WRITTEN TASK: Answer with nothing except the number of lines that contain the word "умер".

PROVIDED RECORDS:

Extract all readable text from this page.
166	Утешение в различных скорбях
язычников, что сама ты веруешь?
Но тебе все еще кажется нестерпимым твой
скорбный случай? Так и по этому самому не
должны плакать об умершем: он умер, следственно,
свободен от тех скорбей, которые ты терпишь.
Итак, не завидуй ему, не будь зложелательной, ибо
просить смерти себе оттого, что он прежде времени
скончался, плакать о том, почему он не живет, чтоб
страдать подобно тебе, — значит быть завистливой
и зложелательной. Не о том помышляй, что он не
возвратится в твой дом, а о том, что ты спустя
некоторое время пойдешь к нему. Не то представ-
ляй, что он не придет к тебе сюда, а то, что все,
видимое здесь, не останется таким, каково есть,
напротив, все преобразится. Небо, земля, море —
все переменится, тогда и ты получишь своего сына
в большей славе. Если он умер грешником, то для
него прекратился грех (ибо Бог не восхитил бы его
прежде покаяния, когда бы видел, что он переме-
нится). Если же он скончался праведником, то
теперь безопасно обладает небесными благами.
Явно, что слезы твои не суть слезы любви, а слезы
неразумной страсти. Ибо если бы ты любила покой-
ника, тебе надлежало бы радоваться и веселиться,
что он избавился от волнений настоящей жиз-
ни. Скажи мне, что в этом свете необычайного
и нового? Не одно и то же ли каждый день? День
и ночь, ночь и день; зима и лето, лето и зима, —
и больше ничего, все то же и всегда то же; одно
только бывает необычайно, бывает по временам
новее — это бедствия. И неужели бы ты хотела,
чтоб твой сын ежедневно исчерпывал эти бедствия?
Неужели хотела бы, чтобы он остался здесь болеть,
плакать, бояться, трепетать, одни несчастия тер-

OUTPUT FOR THIS EXERCISE: 2